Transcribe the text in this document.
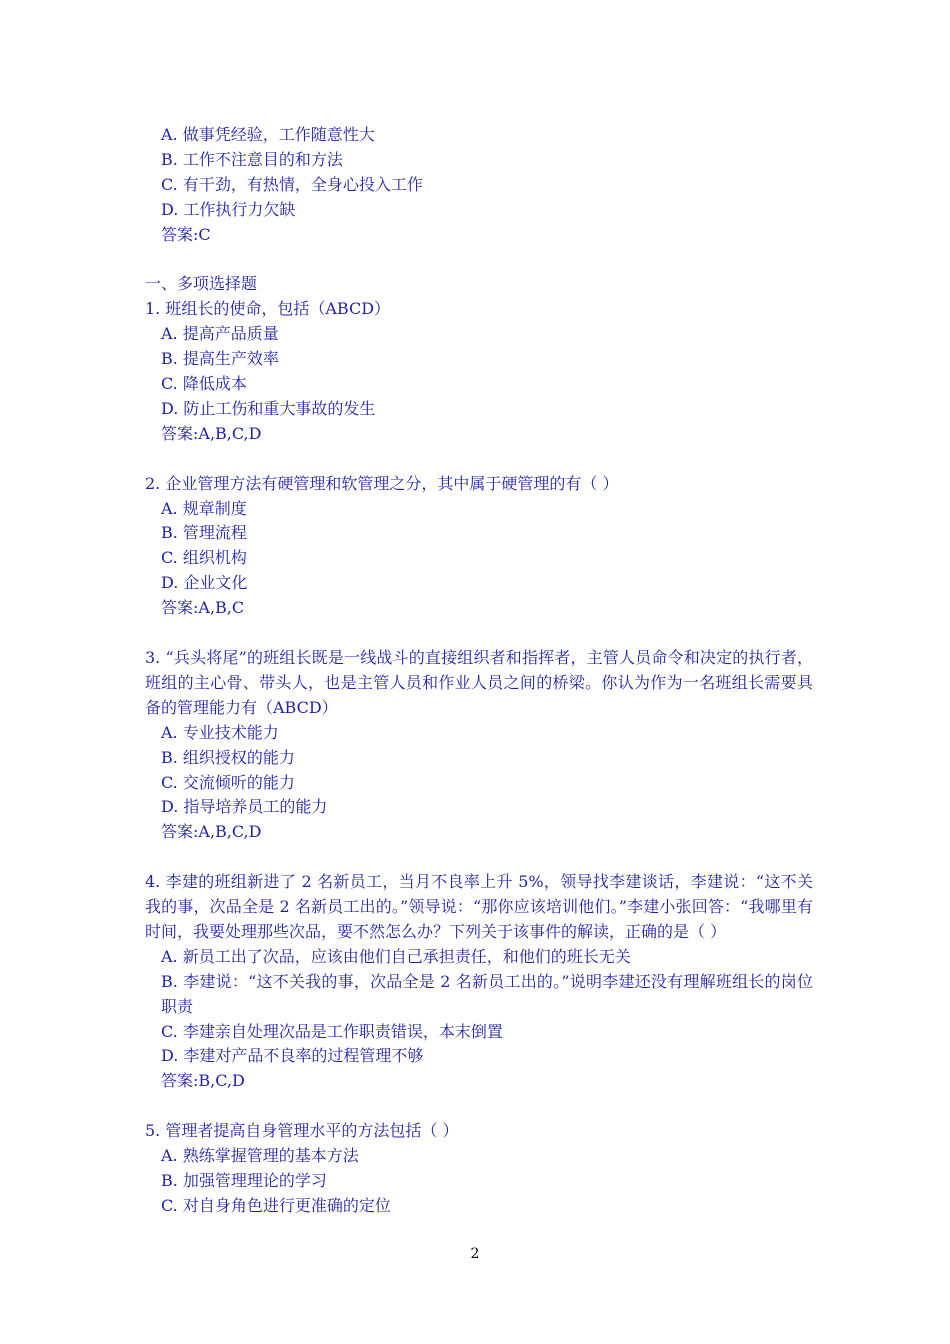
A. 做事凭经验，工作随意性大
B. 工作不注意目的和方法
C. 有干劲，有热情，全身心投入工作
D. 工作执行力欠缺
答案:C
一、多项选择题
1. 班组长的使命，包括（ABCD）
A. 提高产品质量
B. 提高生产效率
C. 降低成本
D. 防止工伤和重大事故的发生
答案:A,B,C,D
2. 企业管理方法有硬管理和软管理之分，其中属于硬管理的有（ ）
A. 规章制度
B. 管理流程
C. 组织机构
D. 企业文化
答案:A,B,C
3. “兵头将尾”的班组长既是一线战斗的直接组织者和指挥者，主管人员命令和决定的执行者，班组的主心骨、带头人，也是主管人员和作业人员之间的桥梁。你认为作为一名班组长需要具备的管理能力有（ABCD）
A. 专业技术能力
B. 组织授权的能力
C. 交流倾听的能力
D. 指导培养员工的能力
答案:A,B,C,D
4. 李建的班组新进了 2 名新员工，当月不良率上升 5%，领导找李建谈话，李建说：“这不关我的事，次品全是 2 名新员工出的。”领导说：“那你应该培训他们。”李建小张回答：“我哪里有时间，我要处理那些次品，要不然怎么办？下列关于该事件的解读，正确的是（ ）
A. 新员工出了次品，应该由他们自己承担责任，和他们的班长无关
B. 李建说：“这不关我的事，次品全是 2 名新员工出的。”说明李建还没有理解班组长的岗位职责
C. 李建亲自处理次品是工作职责错误，本末倒置
D. 李建对产品不良率的过程管理不够
答案:B,C,D
5. 管理者提高自身管理水平的方法包括（ ）
A. 熟练掌握管理的基本方法
B. 加强管理理论的学习
C. 对自身角色进行更准确的定位
2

________________

Without the pictures, restate all of the entries above verbatim.

Transcribe the text in this document.
A. 做事凭经验，工作随意性大
B. 工作不注意目的和方法
C. 有干劲，有热情，全身心投入工作
D. 工作执行力欠缺
答案:C
一、多项选择题
1. 班组长的使命，包括（ABCD）
A. 提高产品质量
B. 提高生产效率
C. 降低成本
D. 防止工伤和重大事故的发生
答案:A,B,C,D
2. 企业管理方法有硬管理和软管理之分，其中属于硬管理的有（ ）
A. 规章制度
B. 管理流程
C. 组织机构
D. 企业文化
答案:A,B,C
3. “兵头将尾”的班组长既是一线战斗的直接组织者和指挥者，主管人员命令和决定的执行者，班组的主心骨、带头人，也是主管人员和作业人员之间的桥梁。你认为作为一名班组长需要具备的管理能力有（ABCD）
A. 专业技术能力
B. 组织授权的能力
C. 交流倾听的能力
D. 指导培养员工的能力
答案:A,B,C,D
4. 李建的班组新进了 2 名新员工，当月不良率上升 5%，领导找李建谈话，李建说：“这不关我的事，次品全是 2 名新员工出的。”领导说：“那你应该培训他们。”李建小张回答：“我哪里有时间，我要处理那些次品，要不然怎么办？下列关于该事件的解读，正确的是（ ）
A. 新员工出了次品，应该由他们自己承担责任，和他们的班长无关
B. 李建说：“这不关我的事，次品全是 2 名新员工出的。”说明李建还没有理解班组长的岗位职责
C. 李建亲自处理次品是工作职责错误，本末倒置
D. 李建对产品不良率的过程管理不够
答案:B,C,D
5. 管理者提高自身管理水平的方法包括（ ）
A. 熟练掌握管理的基本方法
B. 加强管理理论的学习
C. 对自身角色进行更准确的定位
2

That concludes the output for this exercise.